[What is required] Reproduce all of the data word for word.

[Dataset excerpts]
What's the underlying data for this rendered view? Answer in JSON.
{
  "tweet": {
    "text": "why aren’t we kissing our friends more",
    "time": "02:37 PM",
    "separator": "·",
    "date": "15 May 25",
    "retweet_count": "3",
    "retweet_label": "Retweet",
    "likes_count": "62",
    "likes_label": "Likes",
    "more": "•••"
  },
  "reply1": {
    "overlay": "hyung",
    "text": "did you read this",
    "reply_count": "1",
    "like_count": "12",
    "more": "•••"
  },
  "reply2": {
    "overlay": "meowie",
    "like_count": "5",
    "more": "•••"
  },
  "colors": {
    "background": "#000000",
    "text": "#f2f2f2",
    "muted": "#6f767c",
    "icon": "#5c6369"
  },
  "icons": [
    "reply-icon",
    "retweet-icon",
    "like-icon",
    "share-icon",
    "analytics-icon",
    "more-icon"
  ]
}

[Complete output]
What's the underlying data for this rendered view? Answer in JSON.
{
  "tweet": {
    "text": "why aren’t we kissing our friends more",
    "time": "02:37 PM",
    "separator": "·",
    "date": "15 May 25",
    "retweet_count": "3",
    "retweet_label": "Retweet",
    "likes_count": "62",
    "likes_label": "Likes",
    "more": "•••"
  },
  "reply1": {
    "overlay": "hyung",
    "text": "did you read this",
    "reply_count": "1",
    "like_count": "12",
    "more": "•••"
  },
  "reply2": {
    "overlay": "meowie",
    "like_count": "5",
    "more": "•••"
  },
  "colors": {
    "background": "#000000",
    "text": "#f2f2f2",
    "muted": "#6f767c",
    "icon": "#5c6369"
  },
  "icons": [
    "reply-icon",
    "retweet-icon",
    "like-icon",
    "share-icon",
    "analytics-icon",
    "more-icon"
  ]
}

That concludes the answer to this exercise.